- Aim of the exercise
What follows is a block of records; reproduce all of it verbatim.
════════════════════
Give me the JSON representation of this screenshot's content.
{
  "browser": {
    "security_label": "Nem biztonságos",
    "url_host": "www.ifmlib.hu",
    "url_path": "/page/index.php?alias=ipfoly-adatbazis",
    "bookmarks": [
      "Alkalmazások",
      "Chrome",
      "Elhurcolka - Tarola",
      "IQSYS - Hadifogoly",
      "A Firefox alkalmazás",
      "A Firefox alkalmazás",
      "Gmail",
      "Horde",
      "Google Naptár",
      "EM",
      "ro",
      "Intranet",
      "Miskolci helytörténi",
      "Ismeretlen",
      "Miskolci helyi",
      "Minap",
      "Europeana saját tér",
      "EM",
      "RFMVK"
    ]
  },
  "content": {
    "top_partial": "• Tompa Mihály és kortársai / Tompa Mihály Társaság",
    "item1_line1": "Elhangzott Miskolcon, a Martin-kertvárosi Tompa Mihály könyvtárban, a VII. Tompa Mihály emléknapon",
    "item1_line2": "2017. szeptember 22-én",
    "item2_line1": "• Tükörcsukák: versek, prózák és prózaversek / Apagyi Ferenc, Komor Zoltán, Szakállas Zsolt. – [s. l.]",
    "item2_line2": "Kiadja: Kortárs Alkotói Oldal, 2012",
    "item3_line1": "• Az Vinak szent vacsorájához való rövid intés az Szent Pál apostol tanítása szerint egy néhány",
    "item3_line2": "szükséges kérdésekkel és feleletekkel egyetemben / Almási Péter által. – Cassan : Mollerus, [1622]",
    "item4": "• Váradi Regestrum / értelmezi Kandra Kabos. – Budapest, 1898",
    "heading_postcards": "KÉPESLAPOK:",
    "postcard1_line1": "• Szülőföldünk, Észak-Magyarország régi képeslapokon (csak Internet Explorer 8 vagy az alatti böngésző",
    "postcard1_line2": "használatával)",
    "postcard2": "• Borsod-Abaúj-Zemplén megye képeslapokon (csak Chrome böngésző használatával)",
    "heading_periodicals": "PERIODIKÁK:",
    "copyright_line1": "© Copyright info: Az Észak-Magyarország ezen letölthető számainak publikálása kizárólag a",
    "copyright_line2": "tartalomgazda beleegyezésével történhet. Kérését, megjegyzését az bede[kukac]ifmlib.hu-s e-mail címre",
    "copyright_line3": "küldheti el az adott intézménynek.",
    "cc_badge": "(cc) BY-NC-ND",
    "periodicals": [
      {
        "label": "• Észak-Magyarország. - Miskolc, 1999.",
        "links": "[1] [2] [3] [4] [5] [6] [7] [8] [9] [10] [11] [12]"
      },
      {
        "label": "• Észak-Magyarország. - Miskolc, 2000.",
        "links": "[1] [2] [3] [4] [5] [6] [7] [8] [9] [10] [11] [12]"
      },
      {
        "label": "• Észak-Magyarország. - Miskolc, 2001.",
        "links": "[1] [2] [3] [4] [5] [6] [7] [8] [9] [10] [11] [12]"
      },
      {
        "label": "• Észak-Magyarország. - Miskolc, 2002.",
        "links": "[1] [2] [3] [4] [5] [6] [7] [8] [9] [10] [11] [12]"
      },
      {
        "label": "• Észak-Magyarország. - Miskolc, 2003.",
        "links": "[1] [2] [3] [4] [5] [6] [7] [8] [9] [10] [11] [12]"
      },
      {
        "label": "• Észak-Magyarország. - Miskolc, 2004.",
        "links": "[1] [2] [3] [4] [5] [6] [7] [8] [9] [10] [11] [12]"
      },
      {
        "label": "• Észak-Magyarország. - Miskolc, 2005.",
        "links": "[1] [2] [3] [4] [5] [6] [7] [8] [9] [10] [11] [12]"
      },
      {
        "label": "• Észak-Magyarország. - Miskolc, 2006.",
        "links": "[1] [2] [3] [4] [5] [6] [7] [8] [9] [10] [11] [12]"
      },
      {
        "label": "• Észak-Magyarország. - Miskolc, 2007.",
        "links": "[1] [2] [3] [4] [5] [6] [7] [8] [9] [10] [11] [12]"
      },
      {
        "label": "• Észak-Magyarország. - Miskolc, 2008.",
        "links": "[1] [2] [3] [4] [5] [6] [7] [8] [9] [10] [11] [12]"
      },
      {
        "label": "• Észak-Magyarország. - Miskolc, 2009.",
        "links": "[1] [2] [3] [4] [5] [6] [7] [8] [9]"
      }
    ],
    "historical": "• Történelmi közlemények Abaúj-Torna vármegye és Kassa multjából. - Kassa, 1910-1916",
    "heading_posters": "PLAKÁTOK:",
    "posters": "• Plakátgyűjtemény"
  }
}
════════════════════
- Task response
Give me the JSON representation of this screenshot's content.
{
  "browser": {
    "security_label": "Nem biztonságos",
    "url_host": "www.ifmlib.hu",
    "url_path": "/page/index.php?alias=ipfoly-adatbazis",
    "bookmarks": [
      "Alkalmazások",
      "Chrome",
      "Elhurcolka - Tarola",
      "IQSYS - Hadifogoly",
      "A Firefox alkalmazás",
      "A Firefox alkalmazás",
      "Gmail",
      "Horde",
      "Google Naptár",
      "EM",
      "ro",
      "Intranet",
      "Miskolci helytörténi",
      "Ismeretlen",
      "Miskolci helyi",
      "Minap",
      "Europeana saját tér",
      "EM",
      "RFMVK"
    ]
  },
  "content": {
    "top_partial": "• Tompa Mihály és kortársai / Tompa Mihály Társaság",
    "item1_line1": "Elhangzott Miskolcon, a Martin-kertvárosi Tompa Mihály könyvtárban, a VII. Tompa Mihály emléknapon",
    "item1_line2": "2017. szeptember 22-én",
    "item2_line1": "• Tükörcsukák: versek, prózák és prózaversek / Apagyi Ferenc, Komor Zoltán, Szakállas Zsolt. – [s. l.]",
    "item2_line2": "Kiadja: Kortárs Alkotói Oldal, 2012",
    "item3_line1": "• Az Vinak szent vacsorájához való rövid intés az Szent Pál apostol tanítása szerint egy néhány",
    "item3_line2": "szükséges kérdésekkel és feleletekkel egyetemben / Almási Péter által. – Cassan : Mollerus, [1622]",
    "item4": "• Váradi Regestrum / értelmezi Kandra Kabos. – Budapest, 1898",
    "heading_postcards": "KÉPESLAPOK:",
    "postcard1_line1": "• Szülőföldünk, Észak-Magyarország régi képeslapokon (csak Internet Explorer 8 vagy az alatti böngésző",
    "postcard1_line2": "használatával)",
    "postcard2": "• Borsod-Abaúj-Zemplén megye képeslapokon (csak Chrome böngésző használatával)",
    "heading_periodicals": "PERIODIKÁK:",
    "copyright_line1": "© Copyright info: Az Észak-Magyarország ezen letölthető számainak publikálása kizárólag a",
    "copyright_line2": "tartalomgazda beleegyezésével történhet. Kérését, megjegyzését az bede[kukac]ifmlib.hu-s e-mail címre",
    "copyright_line3": "küldheti el az adott intézménynek.",
    "cc_badge": "(cc) BY-NC-ND",
    "periodicals": [
      {
        "label": "• Észak-Magyarország. - Miskolc, 1999.",
        "links": "[1] [2] [3] [4] [5] [6] [7] [8] [9] [10] [11] [12]"
      },
      {
        "label": "• Észak-Magyarország. - Miskolc, 2000.",
        "links": "[1] [2] [3] [4] [5] [6] [7] [8] [9] [10] [11] [12]"
      },
      {
        "label": "• Észak-Magyarország. - Miskolc, 2001.",
        "links": "[1] [2] [3] [4] [5] [6] [7] [8] [9] [10] [11] [12]"
      },
      {
        "label": "• Észak-Magyarország. - Miskolc, 2002.",
        "links": "[1] [2] [3] [4] [5] [6] [7] [8] [9] [10] [11] [12]"
      },
      {
        "label": "• Észak-Magyarország. - Miskolc, 2003.",
        "links": "[1] [2] [3] [4] [5] [6] [7] [8] [9] [10] [11] [12]"
      },
      {
        "label": "• Észak-Magyarország. - Miskolc, 2004.",
        "links": "[1] [2] [3] [4] [5] [6] [7] [8] [9] [10] [11] [12]"
      },
      {
        "label": "• Észak-Magyarország. - Miskolc, 2005.",
        "links": "[1] [2] [3] [4] [5] [6] [7] [8] [9] [10] [11] [12]"
      },
      {
        "label": "• Észak-Magyarország. - Miskolc, 2006.",
        "links": "[1] [2] [3] [4] [5] [6] [7] [8] [9] [10] [11] [12]"
      },
      {
        "label": "• Észak-Magyarország. - Miskolc, 2007.",
        "links": "[1] [2] [3] [4] [5] [6] [7] [8] [9] [10] [11] [12]"
      },
      {
        "label": "• Észak-Magyarország. - Miskolc, 2008.",
        "links": "[1] [2] [3] [4] [5] [6] [7] [8] [9] [10] [11] [12]"
      },
      {
        "label": "• Észak-Magyarország. - Miskolc, 2009.",
        "links": "[1] [2] [3] [4] [5] [6] [7] [8] [9]"
      }
    ],
    "historical": "• Történelmi közlemények Abaúj-Torna vármegye és Kassa multjából. - Kassa, 1910-1916",
    "heading_posters": "PLAKÁTOK:",
    "posters": "• Plakátgyűjtemény"
  }
}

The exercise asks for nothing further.